• **SET PROBLEM**
Copy every line in the records below that contains the word "labels".

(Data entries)
- - - -
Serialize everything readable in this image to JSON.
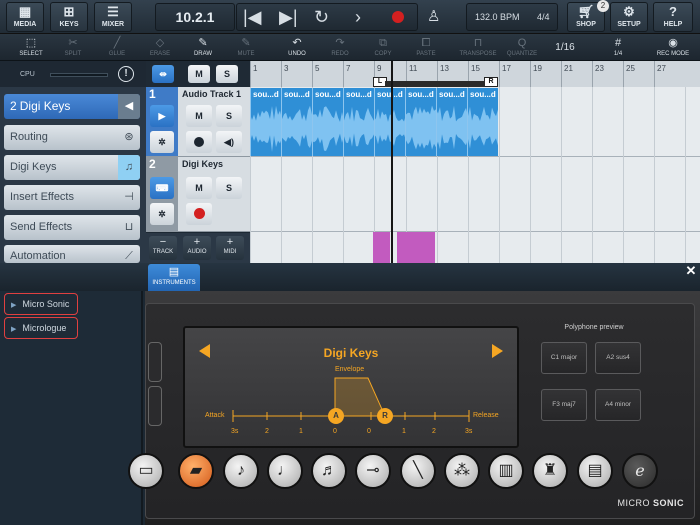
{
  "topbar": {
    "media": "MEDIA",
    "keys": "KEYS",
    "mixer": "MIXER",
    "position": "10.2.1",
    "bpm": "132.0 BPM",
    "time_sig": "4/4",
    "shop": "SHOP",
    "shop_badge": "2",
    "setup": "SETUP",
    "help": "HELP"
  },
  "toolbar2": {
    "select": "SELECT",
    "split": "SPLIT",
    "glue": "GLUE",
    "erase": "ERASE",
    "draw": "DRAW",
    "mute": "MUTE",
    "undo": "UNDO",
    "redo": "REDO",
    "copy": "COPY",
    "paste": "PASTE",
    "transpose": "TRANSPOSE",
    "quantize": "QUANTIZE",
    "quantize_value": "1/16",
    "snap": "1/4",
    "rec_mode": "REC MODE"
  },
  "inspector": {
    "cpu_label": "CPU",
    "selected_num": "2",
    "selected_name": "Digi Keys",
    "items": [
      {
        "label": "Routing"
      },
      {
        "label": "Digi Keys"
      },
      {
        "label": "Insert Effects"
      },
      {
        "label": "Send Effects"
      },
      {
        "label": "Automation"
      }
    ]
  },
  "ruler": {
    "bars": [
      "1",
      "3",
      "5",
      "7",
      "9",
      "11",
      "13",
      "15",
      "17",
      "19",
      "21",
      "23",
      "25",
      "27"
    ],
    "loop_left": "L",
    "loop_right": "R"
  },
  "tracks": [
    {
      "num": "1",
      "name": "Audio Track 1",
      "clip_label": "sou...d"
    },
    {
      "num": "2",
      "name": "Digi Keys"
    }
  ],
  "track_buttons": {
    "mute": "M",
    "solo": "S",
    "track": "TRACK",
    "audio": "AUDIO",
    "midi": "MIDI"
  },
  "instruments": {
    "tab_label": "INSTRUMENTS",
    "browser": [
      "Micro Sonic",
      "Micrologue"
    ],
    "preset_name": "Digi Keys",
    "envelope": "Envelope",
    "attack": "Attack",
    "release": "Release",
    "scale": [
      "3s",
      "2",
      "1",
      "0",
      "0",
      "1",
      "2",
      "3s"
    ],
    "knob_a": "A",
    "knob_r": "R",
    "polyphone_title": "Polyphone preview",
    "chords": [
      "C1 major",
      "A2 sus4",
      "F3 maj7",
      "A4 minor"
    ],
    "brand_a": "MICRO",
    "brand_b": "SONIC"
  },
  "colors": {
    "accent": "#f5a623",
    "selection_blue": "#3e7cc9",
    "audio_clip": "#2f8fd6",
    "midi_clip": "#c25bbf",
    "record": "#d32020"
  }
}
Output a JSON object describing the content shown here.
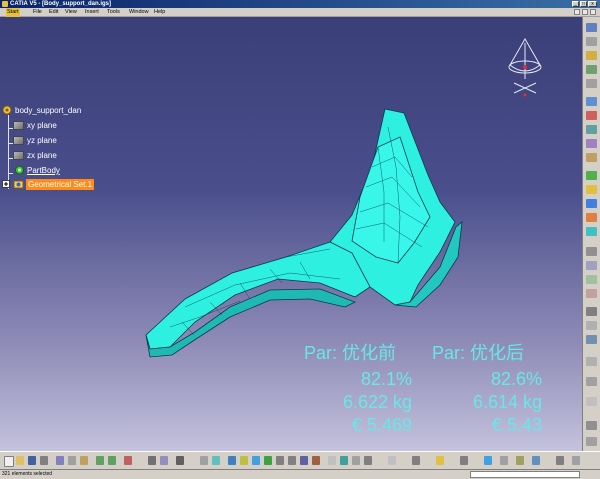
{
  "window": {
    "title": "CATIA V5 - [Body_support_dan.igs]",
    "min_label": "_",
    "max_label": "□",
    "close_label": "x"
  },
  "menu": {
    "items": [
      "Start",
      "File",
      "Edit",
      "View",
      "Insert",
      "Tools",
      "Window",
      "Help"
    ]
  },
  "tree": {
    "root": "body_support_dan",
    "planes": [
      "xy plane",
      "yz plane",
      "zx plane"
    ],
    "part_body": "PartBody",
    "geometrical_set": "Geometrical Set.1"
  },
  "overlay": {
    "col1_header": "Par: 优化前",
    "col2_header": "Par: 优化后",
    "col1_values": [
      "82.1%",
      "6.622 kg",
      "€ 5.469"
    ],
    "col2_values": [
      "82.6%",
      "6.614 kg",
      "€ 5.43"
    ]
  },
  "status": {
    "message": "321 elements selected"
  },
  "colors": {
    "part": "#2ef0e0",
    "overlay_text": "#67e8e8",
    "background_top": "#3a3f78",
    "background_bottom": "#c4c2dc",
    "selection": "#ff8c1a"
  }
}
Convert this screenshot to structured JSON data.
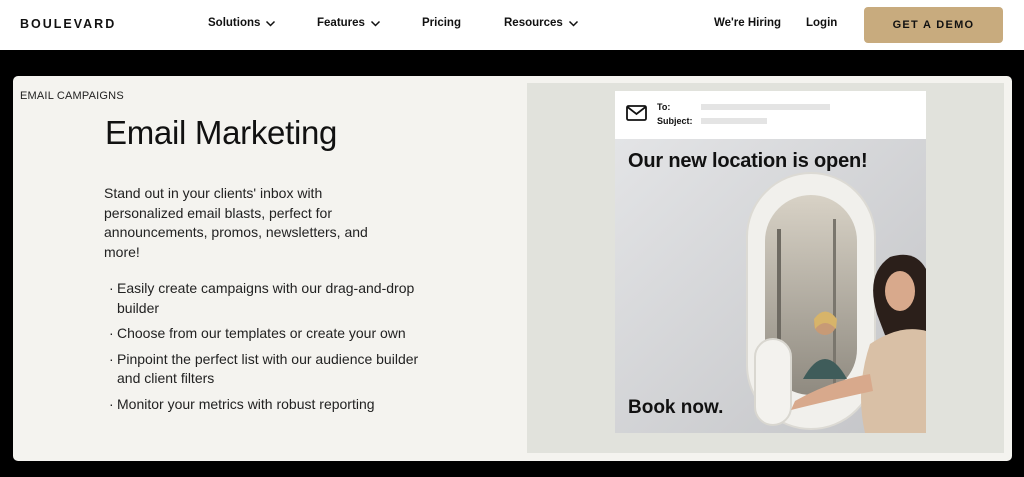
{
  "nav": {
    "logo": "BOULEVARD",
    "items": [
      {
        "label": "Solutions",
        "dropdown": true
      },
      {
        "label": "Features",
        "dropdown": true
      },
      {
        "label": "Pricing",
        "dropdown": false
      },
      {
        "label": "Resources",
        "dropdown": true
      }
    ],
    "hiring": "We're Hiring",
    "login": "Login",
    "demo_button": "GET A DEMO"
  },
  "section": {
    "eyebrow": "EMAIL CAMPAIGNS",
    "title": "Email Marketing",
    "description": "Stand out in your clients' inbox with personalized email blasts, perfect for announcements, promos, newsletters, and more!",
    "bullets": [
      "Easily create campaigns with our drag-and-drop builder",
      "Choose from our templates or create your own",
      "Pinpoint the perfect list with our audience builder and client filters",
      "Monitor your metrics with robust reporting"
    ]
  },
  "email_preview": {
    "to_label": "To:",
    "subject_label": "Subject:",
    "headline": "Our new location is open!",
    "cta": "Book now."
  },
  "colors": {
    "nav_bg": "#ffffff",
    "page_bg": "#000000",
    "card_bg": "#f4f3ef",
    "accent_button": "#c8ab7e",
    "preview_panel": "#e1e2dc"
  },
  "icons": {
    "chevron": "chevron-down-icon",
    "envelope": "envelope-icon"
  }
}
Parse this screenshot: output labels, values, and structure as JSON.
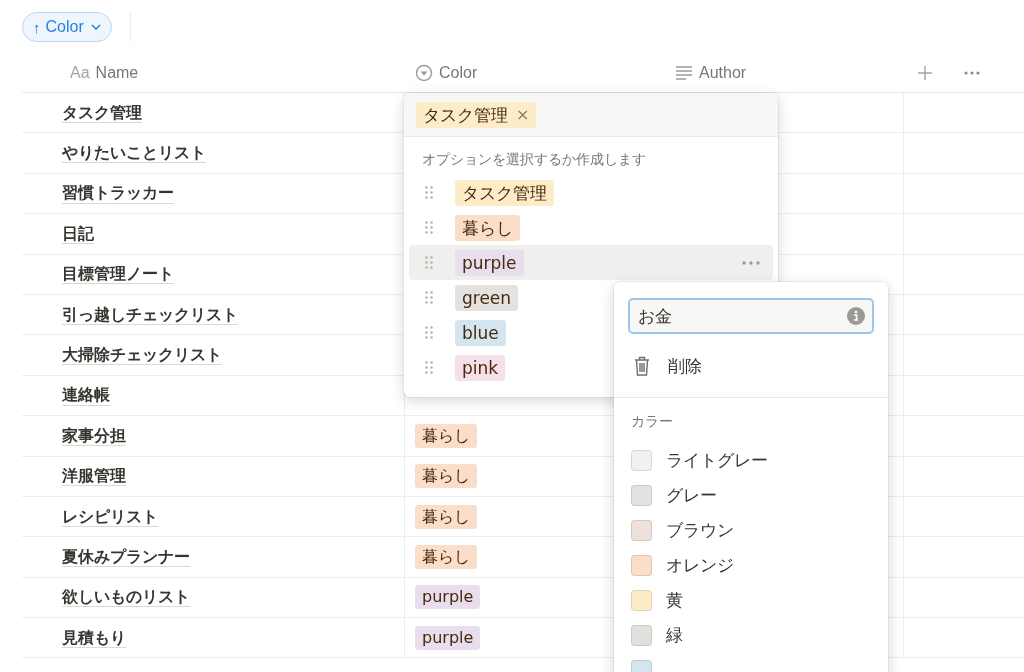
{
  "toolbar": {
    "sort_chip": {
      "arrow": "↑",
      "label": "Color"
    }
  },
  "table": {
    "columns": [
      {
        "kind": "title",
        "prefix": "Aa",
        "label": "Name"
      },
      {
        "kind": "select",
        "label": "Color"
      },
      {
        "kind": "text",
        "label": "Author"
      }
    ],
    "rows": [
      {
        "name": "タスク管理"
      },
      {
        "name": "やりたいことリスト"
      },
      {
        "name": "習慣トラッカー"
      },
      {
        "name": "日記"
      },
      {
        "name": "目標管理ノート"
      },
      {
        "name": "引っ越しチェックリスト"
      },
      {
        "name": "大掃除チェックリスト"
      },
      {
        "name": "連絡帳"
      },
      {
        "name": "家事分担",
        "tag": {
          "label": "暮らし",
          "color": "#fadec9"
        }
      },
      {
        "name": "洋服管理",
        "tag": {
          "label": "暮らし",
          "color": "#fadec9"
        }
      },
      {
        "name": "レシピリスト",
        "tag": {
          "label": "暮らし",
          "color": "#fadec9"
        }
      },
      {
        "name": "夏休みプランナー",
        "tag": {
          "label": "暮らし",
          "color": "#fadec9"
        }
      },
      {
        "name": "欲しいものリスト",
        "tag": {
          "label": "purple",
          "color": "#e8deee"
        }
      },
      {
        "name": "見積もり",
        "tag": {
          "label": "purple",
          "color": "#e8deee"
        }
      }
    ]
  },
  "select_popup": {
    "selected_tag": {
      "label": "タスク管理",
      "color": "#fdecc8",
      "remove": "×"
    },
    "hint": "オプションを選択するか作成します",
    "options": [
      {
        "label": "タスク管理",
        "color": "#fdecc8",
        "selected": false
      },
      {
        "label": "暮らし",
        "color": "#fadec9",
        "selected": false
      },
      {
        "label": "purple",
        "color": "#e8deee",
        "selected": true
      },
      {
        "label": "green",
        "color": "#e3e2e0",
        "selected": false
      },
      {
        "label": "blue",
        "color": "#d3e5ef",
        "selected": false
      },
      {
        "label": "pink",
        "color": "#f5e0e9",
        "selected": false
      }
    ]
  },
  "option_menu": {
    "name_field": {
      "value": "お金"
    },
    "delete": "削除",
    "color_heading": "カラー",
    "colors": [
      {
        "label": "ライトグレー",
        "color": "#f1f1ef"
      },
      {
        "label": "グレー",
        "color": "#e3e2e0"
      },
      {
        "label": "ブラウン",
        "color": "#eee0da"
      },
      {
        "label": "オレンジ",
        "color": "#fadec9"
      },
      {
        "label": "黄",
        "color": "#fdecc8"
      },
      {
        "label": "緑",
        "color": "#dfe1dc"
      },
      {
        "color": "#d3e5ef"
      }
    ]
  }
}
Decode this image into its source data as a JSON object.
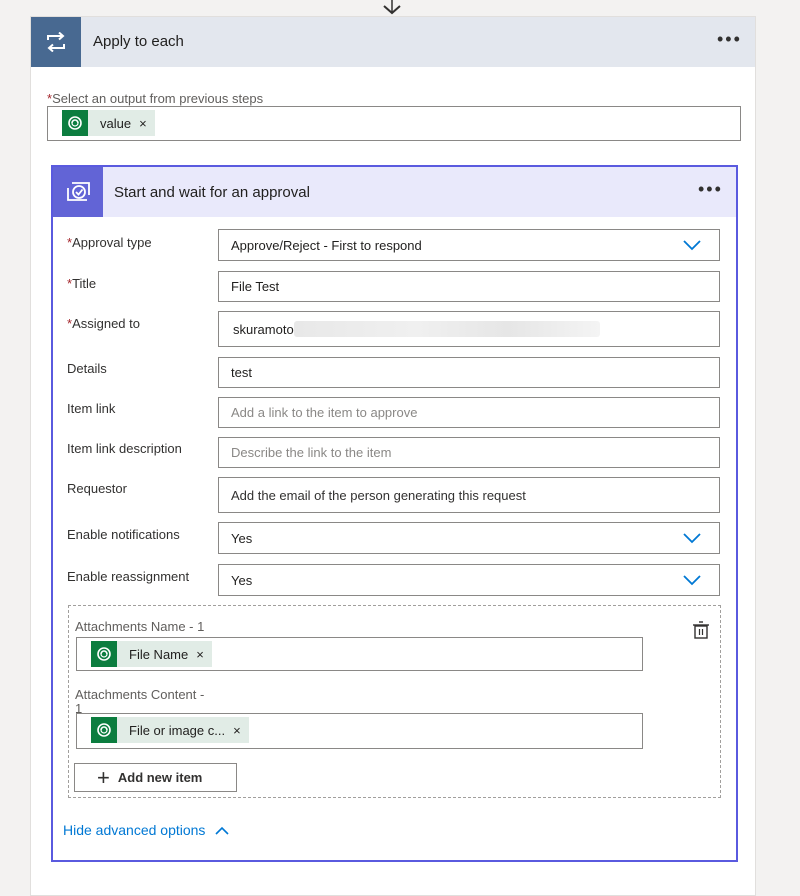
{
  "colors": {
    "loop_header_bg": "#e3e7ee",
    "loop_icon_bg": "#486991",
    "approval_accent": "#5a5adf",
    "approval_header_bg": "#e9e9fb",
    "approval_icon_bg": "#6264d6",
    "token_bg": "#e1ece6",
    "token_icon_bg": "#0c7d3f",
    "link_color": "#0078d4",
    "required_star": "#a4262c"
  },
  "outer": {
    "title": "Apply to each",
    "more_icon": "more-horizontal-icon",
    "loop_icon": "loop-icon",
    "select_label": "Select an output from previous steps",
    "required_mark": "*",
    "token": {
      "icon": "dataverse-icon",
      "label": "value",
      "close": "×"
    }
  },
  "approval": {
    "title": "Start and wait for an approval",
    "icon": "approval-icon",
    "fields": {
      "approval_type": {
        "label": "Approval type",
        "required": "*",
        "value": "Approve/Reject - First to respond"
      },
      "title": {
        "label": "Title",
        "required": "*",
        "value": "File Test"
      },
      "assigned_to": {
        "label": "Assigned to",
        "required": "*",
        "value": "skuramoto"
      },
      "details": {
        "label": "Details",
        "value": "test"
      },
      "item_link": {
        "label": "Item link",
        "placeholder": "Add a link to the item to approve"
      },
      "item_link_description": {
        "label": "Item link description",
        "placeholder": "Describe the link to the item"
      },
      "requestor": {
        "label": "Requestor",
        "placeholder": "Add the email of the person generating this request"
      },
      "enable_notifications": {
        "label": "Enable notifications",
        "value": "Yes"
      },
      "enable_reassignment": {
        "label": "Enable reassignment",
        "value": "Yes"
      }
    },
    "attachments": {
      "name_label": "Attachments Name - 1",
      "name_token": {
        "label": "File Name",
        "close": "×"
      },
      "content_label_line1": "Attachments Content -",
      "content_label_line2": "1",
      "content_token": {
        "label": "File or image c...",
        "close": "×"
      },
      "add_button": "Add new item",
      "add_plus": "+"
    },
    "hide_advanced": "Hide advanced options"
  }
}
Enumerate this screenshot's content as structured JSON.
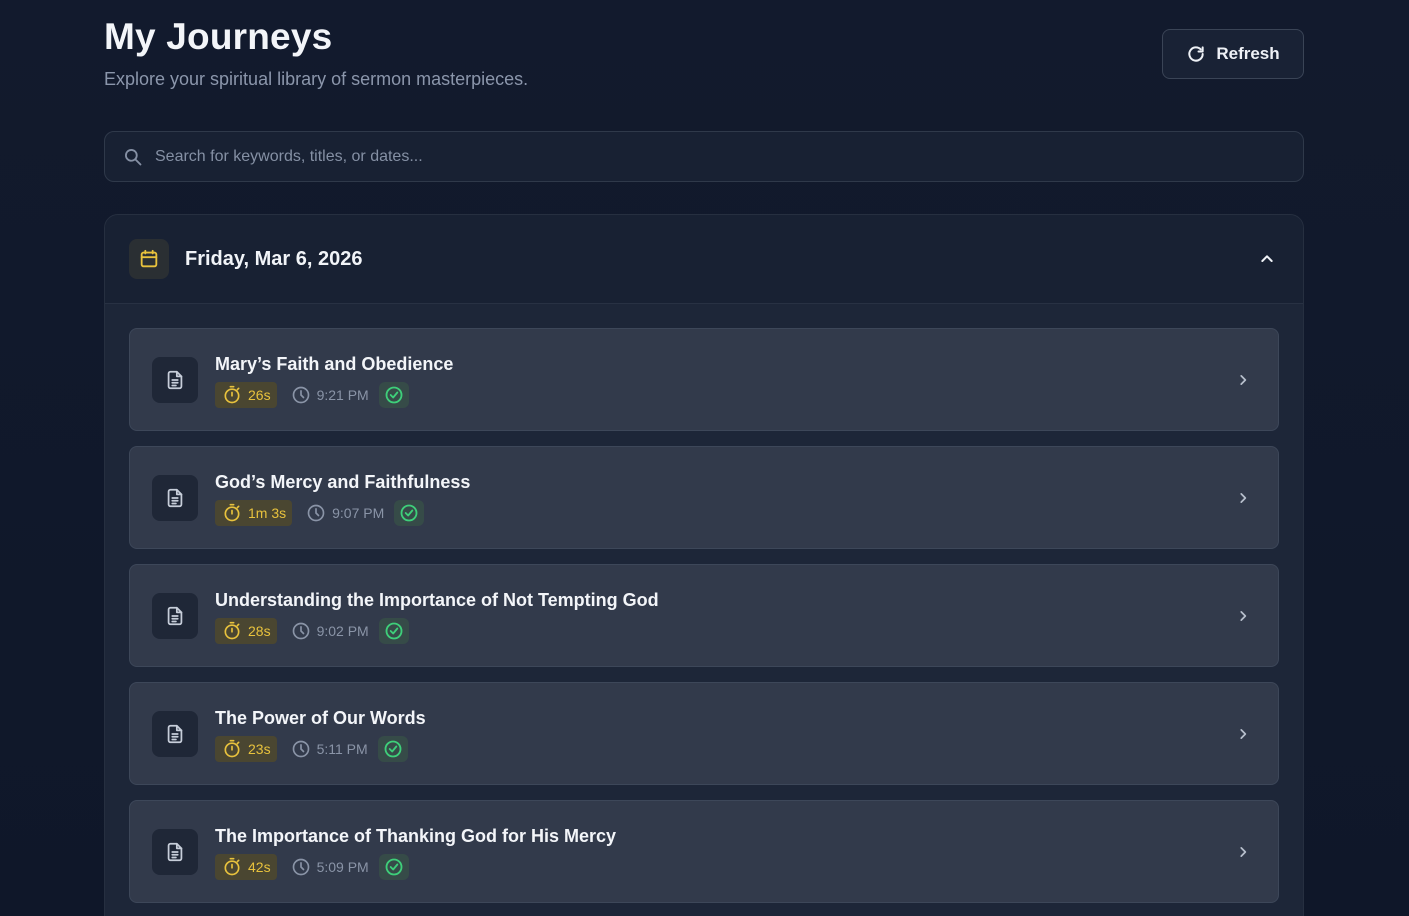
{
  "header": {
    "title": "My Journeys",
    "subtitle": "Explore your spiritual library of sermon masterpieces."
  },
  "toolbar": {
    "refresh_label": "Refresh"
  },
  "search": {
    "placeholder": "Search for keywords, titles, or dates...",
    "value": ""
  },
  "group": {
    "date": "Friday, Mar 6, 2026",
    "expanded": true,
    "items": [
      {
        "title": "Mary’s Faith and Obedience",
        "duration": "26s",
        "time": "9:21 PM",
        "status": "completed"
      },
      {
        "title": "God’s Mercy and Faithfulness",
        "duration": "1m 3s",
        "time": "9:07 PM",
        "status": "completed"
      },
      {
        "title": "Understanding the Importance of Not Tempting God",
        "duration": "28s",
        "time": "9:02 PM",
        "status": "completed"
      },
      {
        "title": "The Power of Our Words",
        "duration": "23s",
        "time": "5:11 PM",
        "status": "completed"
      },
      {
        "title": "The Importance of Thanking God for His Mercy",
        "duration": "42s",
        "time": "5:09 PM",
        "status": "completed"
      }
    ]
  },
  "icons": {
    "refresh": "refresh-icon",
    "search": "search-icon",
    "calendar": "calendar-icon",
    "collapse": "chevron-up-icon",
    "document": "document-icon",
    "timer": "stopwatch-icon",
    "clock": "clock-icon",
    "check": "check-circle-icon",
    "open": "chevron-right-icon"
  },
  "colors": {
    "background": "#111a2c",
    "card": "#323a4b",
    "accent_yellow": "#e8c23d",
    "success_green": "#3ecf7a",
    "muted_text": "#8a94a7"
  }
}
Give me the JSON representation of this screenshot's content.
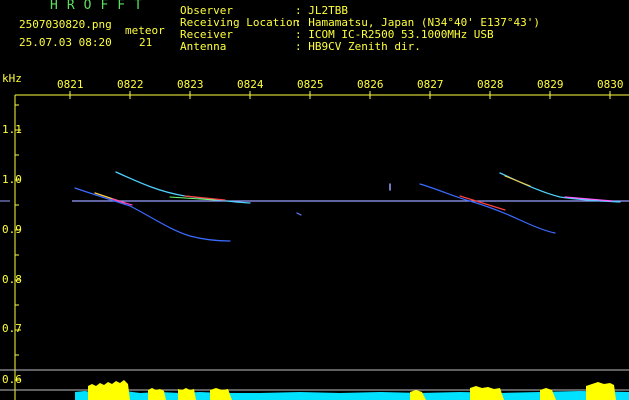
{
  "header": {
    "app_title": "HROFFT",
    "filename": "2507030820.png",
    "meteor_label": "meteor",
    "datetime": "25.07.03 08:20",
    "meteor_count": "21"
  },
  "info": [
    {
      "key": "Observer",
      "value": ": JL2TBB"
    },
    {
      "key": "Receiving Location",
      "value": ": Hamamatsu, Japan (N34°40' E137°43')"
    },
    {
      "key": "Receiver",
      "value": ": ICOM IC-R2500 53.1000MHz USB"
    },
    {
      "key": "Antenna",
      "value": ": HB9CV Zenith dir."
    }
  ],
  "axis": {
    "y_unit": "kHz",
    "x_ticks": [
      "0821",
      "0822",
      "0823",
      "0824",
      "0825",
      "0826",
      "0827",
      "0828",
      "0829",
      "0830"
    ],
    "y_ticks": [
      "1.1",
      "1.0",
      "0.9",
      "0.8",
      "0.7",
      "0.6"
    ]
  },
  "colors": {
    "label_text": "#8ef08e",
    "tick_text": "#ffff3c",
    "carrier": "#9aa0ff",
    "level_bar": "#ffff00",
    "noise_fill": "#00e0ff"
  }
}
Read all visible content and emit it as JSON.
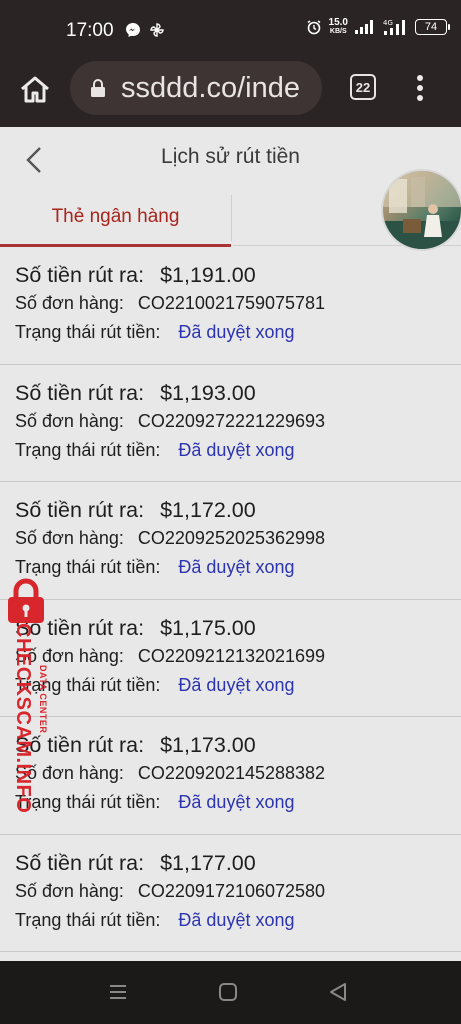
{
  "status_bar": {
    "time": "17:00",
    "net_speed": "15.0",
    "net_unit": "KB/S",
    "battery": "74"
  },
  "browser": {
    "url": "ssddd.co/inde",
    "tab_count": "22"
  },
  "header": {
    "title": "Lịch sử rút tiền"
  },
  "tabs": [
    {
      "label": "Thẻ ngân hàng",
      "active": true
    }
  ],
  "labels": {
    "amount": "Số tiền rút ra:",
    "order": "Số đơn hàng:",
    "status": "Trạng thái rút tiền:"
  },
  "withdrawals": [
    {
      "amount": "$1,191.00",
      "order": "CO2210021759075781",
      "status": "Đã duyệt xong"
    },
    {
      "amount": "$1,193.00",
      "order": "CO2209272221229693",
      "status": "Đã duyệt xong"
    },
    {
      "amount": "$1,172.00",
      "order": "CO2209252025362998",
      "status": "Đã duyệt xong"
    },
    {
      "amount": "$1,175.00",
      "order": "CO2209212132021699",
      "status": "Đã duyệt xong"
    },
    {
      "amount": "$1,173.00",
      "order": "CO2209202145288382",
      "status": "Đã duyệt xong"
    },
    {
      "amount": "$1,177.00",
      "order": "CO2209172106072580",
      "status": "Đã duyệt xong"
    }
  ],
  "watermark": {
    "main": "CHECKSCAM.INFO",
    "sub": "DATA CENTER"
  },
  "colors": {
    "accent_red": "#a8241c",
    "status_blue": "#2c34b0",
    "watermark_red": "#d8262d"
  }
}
- - - -
• **TASK RESULT**
Parse this screenshot: output labels, values, and structure as JSON.
  "labels": {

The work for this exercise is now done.